→ **What is needed**:
Narrow the data below down to the lines containing "true".

— BEGIN Material for the task —

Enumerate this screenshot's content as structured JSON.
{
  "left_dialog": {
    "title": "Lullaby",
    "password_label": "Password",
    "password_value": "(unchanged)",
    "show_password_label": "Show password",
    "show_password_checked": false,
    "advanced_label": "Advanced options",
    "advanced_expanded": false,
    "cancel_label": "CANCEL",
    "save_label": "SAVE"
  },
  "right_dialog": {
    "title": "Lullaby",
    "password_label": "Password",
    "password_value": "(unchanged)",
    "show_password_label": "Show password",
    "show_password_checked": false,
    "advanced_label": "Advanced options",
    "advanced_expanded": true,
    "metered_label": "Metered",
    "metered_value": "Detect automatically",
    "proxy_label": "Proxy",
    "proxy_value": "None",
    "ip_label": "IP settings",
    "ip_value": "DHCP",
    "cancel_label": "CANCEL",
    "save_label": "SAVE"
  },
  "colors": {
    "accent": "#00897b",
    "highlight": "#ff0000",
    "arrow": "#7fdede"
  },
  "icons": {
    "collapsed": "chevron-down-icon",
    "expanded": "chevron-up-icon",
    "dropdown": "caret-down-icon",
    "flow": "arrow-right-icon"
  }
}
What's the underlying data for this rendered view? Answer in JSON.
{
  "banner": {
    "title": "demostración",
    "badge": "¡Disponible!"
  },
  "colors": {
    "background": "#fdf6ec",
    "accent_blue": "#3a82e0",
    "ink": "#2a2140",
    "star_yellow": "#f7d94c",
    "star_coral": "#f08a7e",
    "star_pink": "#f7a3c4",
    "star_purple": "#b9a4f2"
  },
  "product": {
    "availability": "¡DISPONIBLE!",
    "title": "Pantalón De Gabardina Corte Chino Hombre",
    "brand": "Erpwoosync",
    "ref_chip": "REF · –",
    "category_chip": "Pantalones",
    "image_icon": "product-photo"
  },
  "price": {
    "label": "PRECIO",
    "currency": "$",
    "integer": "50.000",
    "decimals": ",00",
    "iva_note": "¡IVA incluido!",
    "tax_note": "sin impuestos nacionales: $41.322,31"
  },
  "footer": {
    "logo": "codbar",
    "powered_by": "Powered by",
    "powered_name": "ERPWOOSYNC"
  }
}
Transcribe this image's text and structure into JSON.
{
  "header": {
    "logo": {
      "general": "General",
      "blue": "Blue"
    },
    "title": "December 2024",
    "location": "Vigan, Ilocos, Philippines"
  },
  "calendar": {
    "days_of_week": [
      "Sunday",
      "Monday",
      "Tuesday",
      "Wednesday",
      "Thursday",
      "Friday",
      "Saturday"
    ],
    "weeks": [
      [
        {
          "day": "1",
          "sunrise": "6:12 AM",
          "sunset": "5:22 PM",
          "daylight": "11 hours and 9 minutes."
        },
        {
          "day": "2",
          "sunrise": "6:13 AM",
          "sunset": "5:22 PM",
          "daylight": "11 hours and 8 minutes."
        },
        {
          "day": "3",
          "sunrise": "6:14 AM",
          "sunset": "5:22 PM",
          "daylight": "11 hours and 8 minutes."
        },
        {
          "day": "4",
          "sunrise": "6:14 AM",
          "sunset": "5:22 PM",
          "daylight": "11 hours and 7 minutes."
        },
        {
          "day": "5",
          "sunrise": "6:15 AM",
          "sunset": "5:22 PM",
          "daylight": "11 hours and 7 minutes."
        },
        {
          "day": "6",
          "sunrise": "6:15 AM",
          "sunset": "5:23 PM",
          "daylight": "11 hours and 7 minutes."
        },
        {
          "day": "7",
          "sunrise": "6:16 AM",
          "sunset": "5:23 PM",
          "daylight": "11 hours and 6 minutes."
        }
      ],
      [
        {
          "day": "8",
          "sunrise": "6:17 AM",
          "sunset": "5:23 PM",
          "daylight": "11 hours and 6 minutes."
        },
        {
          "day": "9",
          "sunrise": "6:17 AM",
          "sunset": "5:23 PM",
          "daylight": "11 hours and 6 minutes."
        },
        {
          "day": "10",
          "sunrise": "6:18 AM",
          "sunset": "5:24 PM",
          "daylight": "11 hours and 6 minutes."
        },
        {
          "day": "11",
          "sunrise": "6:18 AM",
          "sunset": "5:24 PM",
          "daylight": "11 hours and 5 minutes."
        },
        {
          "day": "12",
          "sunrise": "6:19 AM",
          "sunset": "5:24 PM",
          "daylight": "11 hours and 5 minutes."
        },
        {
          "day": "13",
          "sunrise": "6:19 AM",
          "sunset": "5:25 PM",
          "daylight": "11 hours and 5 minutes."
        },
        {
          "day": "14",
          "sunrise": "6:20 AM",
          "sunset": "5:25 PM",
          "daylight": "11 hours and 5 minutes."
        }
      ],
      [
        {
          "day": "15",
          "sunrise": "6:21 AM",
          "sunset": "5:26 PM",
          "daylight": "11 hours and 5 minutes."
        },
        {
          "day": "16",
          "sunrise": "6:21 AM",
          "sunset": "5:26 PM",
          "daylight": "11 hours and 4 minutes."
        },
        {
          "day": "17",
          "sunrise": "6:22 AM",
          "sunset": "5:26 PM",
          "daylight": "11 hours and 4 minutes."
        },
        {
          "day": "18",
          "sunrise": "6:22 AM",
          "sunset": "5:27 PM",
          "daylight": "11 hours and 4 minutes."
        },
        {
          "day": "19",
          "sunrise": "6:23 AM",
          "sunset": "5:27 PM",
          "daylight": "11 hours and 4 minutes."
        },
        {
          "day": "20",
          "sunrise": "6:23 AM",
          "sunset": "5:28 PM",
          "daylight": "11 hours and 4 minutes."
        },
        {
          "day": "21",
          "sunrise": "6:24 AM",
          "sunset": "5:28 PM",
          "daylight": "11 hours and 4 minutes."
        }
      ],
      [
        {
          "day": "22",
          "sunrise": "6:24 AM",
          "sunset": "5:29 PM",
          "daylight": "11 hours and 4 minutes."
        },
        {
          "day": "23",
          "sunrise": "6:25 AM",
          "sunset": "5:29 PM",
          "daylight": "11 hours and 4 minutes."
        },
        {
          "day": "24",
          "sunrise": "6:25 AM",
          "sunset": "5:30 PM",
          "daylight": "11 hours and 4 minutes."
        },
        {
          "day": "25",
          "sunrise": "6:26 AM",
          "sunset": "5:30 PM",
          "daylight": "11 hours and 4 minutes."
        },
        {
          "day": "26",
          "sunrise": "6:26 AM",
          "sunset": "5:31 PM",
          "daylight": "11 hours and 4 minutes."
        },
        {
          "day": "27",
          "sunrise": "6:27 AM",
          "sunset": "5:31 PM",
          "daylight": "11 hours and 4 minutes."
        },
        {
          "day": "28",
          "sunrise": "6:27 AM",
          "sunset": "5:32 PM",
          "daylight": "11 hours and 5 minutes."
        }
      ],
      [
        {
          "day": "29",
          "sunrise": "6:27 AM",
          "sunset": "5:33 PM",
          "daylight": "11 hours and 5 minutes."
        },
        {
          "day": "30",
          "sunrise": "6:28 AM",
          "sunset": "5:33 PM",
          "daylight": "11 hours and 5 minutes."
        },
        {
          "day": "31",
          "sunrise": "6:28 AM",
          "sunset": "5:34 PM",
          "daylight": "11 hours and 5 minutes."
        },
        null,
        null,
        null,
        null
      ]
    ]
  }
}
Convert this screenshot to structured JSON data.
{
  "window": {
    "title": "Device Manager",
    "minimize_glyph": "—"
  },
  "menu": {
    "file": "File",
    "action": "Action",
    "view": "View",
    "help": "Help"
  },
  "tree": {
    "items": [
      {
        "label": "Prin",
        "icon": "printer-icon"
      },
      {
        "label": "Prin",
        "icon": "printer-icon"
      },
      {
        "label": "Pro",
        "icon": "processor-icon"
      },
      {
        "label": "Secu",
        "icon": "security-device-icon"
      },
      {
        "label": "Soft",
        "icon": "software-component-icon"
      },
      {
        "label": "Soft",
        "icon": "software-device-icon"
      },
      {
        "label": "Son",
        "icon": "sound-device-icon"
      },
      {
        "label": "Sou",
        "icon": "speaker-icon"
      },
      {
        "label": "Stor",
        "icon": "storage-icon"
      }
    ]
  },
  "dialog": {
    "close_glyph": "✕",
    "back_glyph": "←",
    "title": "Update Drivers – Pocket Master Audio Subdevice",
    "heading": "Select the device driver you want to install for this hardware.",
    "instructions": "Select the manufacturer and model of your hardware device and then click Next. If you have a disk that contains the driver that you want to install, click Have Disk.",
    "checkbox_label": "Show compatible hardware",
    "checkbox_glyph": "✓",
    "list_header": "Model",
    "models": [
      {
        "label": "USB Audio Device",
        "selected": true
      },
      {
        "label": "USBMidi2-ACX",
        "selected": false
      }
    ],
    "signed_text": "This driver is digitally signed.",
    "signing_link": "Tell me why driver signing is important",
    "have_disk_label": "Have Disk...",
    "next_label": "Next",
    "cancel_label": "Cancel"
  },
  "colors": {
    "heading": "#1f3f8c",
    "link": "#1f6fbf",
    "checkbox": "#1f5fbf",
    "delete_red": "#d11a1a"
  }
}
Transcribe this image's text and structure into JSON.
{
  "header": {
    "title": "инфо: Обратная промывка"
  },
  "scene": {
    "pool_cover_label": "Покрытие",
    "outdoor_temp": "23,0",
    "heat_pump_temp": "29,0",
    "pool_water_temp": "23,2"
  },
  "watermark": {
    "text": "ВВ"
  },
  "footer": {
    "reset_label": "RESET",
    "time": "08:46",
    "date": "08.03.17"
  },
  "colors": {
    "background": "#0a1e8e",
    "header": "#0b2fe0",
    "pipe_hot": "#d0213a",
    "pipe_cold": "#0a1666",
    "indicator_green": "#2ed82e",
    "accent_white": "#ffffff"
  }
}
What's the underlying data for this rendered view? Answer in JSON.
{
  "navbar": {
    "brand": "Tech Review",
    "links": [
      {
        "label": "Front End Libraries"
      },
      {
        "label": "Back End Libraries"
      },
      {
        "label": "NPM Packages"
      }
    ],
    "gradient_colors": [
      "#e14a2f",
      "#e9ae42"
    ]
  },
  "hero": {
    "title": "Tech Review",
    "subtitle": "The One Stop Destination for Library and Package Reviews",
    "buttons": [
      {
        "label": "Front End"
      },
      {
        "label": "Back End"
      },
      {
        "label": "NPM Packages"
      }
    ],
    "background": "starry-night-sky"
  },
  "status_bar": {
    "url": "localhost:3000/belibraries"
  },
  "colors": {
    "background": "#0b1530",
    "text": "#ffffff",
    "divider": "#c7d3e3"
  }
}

— END Material for the task —

→ **Result for this exercise**:
    "advanced_expanded": true,
        "selected": true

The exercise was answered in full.